# The data start

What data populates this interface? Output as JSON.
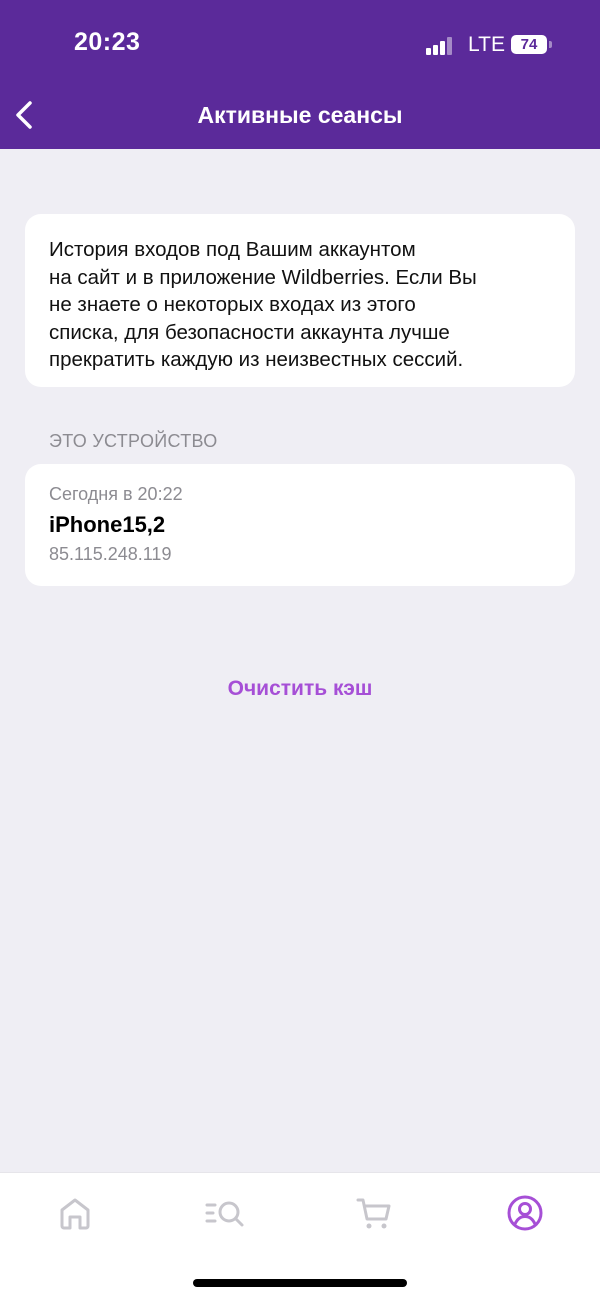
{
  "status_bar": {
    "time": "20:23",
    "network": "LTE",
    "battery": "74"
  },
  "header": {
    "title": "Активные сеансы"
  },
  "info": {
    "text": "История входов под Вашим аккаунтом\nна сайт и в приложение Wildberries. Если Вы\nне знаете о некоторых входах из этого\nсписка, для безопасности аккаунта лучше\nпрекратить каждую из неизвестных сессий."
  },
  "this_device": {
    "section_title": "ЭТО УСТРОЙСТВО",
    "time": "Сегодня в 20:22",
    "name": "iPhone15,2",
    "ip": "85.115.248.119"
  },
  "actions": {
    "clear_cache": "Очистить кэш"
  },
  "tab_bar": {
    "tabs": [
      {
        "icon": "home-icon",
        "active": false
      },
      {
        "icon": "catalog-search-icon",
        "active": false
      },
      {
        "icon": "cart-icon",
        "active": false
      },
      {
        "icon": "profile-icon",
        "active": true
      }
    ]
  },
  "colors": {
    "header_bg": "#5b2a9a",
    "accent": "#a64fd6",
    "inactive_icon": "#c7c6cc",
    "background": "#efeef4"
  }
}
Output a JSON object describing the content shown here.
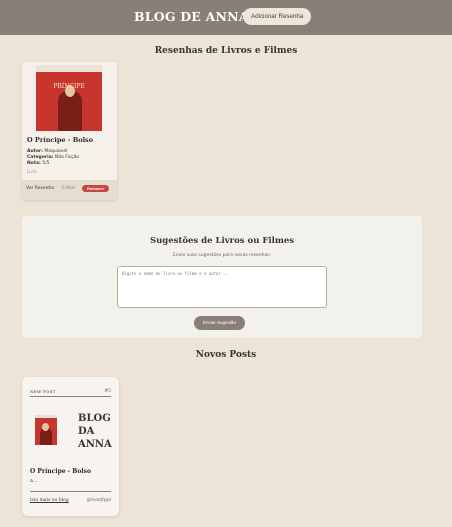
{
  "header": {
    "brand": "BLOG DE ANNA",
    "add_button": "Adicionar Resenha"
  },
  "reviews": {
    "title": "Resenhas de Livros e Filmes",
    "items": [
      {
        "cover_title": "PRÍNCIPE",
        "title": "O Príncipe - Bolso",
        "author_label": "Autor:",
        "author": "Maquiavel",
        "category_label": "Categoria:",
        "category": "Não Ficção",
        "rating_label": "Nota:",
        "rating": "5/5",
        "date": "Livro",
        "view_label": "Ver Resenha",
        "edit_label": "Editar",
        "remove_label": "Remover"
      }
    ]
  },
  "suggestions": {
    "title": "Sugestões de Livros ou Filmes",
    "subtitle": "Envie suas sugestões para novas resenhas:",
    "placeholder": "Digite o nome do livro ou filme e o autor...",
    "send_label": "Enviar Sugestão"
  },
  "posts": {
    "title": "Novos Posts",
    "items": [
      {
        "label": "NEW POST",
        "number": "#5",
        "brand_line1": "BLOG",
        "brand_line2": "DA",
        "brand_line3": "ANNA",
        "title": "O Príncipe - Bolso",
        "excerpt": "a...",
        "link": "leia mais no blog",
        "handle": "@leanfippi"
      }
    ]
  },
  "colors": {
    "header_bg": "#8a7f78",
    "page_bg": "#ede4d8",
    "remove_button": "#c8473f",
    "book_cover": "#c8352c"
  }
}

# The data end

> _Given exercise_: From the entries above, pull out each line that includes "Filmes".

> _Response to this task_:
    "title": "Resenhas de Livros e Filmes",
    "title": "Sugestões de Livros ou Filmes",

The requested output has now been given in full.